Collected data:

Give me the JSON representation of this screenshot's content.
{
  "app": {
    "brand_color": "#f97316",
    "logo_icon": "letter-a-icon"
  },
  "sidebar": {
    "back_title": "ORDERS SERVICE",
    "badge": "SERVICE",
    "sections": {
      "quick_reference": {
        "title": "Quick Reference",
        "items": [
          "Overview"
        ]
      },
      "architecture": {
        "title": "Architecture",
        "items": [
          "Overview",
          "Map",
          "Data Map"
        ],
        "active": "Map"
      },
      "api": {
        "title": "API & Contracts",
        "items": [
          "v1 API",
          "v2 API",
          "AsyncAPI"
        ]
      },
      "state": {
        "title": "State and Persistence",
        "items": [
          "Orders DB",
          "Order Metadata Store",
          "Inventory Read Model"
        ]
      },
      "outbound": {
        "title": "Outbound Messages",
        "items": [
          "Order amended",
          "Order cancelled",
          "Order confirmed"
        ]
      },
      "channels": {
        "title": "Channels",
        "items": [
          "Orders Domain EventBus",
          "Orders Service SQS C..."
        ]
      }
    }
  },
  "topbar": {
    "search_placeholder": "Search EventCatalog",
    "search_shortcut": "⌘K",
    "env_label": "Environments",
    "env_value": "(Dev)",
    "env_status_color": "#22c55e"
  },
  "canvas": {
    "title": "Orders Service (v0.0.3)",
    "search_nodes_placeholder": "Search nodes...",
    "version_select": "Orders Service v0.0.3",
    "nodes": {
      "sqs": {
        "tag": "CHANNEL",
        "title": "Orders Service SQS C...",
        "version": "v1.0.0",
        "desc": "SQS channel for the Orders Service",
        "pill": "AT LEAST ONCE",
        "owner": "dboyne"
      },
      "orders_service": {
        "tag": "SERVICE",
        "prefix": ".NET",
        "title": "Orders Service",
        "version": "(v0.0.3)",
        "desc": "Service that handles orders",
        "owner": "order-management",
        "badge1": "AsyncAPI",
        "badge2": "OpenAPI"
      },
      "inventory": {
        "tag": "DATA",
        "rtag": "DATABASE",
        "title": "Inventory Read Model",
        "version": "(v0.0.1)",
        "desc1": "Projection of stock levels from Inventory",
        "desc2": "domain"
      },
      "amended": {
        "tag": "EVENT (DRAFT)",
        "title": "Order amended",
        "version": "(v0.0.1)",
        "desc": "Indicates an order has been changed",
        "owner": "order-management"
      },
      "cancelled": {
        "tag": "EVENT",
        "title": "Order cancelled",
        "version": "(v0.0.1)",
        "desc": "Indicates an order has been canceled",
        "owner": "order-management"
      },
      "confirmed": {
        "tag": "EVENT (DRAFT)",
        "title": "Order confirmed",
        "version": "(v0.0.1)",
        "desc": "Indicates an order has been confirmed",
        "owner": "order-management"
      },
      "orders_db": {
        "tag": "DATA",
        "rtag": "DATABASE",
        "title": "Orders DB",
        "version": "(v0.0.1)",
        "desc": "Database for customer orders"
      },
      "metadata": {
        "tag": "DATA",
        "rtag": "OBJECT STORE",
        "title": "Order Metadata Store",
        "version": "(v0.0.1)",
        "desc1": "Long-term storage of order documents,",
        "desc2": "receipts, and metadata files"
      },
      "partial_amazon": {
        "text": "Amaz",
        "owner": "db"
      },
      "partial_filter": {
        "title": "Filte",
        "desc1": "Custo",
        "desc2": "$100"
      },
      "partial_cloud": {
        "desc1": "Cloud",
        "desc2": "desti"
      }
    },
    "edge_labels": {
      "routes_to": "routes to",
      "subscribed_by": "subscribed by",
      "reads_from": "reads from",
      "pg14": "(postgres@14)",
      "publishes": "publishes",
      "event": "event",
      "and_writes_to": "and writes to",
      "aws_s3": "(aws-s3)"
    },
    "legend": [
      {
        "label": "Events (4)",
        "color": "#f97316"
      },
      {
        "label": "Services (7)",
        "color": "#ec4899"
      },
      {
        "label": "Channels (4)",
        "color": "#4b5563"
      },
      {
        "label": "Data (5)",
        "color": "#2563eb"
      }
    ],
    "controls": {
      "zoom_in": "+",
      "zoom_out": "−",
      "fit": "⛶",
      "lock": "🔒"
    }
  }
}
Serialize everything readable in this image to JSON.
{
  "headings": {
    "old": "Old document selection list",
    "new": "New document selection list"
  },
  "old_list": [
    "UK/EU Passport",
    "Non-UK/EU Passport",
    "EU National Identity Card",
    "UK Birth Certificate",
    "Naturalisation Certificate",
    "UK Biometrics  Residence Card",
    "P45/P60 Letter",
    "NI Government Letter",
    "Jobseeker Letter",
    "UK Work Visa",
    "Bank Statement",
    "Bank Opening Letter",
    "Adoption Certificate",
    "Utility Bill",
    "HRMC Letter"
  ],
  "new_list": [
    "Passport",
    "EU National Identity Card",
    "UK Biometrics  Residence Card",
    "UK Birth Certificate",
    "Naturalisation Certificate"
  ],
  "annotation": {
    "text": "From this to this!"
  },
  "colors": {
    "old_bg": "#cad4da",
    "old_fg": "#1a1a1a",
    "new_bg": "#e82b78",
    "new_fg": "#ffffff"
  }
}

• _Your goal_
Return all lines with the word "Passport" in them.

• _Expected answer_
    "UK/EU Passport",
    "Non-UK/EU Passport",
    "Passport",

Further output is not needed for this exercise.